### Data excerpts
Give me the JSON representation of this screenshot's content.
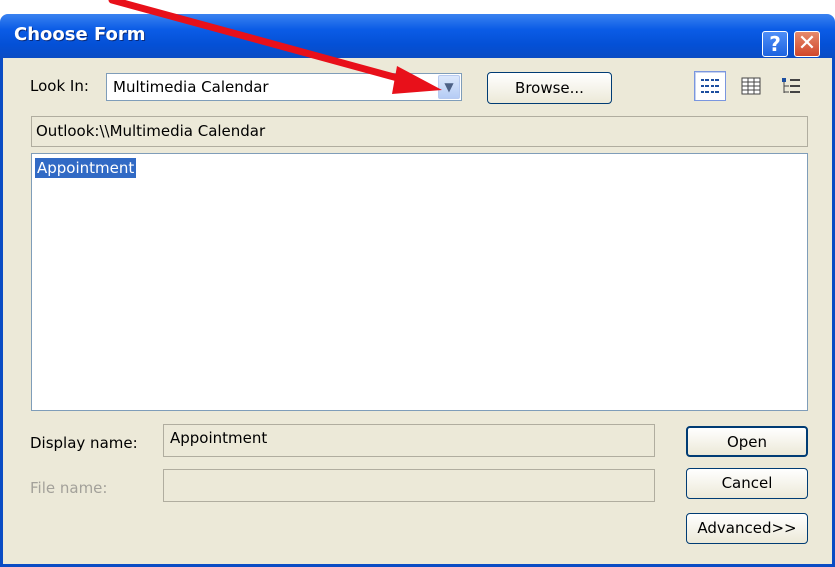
{
  "window": {
    "title": "Choose Form"
  },
  "titlebar": {
    "help_label": "?",
    "close_label": "✕"
  },
  "look_in": {
    "label": "Look In:",
    "value": "Multimedia Calendar"
  },
  "browse_label": "Browse...",
  "path": "Outlook:\\\\Multimedia Calendar",
  "list": {
    "items": [
      "Appointment"
    ]
  },
  "display_name": {
    "label": "Display name:",
    "value": "Appointment"
  },
  "file_name": {
    "label": "File name:",
    "value": ""
  },
  "buttons": {
    "open": "Open",
    "cancel": "Cancel",
    "advanced": "Advanced>>"
  },
  "colors": {
    "titlebar": "#0450d6",
    "dialog_bg": "#ece9d8",
    "selection": "#316ac5",
    "annotation_arrow": "#e8101a"
  },
  "view_buttons": [
    "list-view-icon",
    "details-view-icon",
    "properties-view-icon"
  ]
}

### What the exercise asks
Restate the whole listing above exactly, except for its images.

### Result below
Give me the JSON representation of this screenshot's content.
{
  "window": {
    "title": "Choose Form"
  },
  "titlebar": {
    "help_label": "?",
    "close_label": "✕"
  },
  "look_in": {
    "label": "Look In:",
    "value": "Multimedia Calendar"
  },
  "browse_label": "Browse...",
  "path": "Outlook:\\\\Multimedia Calendar",
  "list": {
    "items": [
      "Appointment"
    ]
  },
  "display_name": {
    "label": "Display name:",
    "value": "Appointment"
  },
  "file_name": {
    "label": "File name:",
    "value": ""
  },
  "buttons": {
    "open": "Open",
    "cancel": "Cancel",
    "advanced": "Advanced>>"
  },
  "colors": {
    "titlebar": "#0450d6",
    "dialog_bg": "#ece9d8",
    "selection": "#316ac5",
    "annotation_arrow": "#e8101a"
  },
  "view_buttons": [
    "list-view-icon",
    "details-view-icon",
    "properties-view-icon"
  ]
}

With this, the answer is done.